# [Task requirements]
Output each entry below as it stands, leaving out every picture.

Transcript data for document pages:
########

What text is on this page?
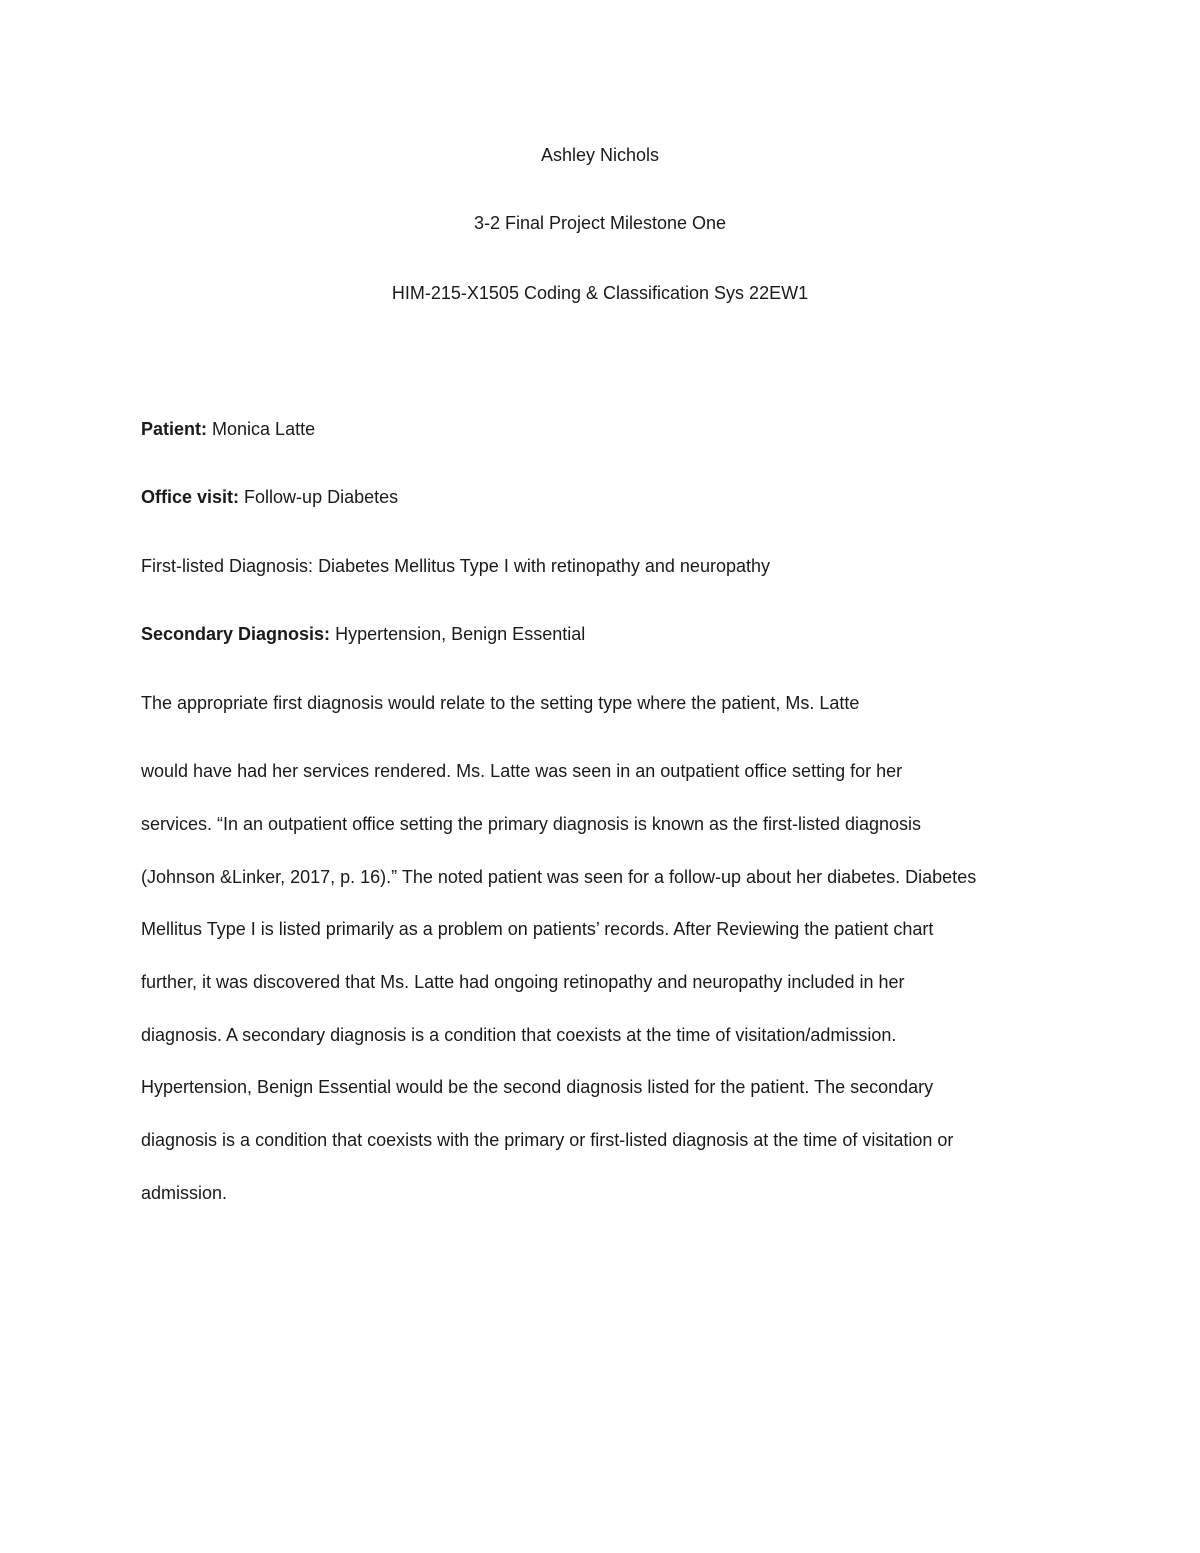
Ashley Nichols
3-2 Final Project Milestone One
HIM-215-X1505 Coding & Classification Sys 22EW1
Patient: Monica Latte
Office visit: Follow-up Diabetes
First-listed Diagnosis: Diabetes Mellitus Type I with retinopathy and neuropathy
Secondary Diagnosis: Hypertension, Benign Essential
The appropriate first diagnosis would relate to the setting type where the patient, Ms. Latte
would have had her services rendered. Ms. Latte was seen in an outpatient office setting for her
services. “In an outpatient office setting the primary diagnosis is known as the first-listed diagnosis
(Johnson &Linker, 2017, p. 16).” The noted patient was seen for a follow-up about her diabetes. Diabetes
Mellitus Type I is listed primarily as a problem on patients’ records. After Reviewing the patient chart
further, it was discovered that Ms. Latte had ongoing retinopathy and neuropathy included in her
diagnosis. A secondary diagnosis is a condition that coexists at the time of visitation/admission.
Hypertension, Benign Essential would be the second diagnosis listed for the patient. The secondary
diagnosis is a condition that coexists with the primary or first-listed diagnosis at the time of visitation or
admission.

########

# [Response area]
What text is on this page?
Ashley Nichols
3-2 Final Project Milestone One
HIM-215-X1505 Coding & Classification Sys 22EW1
Patient: Monica Latte
Office visit: Follow-up Diabetes
First-listed Diagnosis: Diabetes Mellitus Type I with retinopathy and neuropathy
Secondary Diagnosis: Hypertension, Benign Essential
The appropriate first diagnosis would relate to the setting type where the patient, Ms. Latte
would have had her services rendered. Ms. Latte was seen in an outpatient office setting for her
services. “In an outpatient office setting the primary diagnosis is known as the first-listed diagnosis
(Johnson &Linker, 2017, p. 16).” The noted patient was seen for a follow-up about her diabetes. Diabetes
Mellitus Type I is listed primarily as a problem on patients’ records. After Reviewing the patient chart
further, it was discovered that Ms. Latte had ongoing retinopathy and neuropathy included in her
diagnosis. A secondary diagnosis is a condition that coexists at the time of visitation/admission.
Hypertension, Benign Essential would be the second diagnosis listed for the patient. The secondary
diagnosis is a condition that coexists with the primary or first-listed diagnosis at the time of visitation or
admission.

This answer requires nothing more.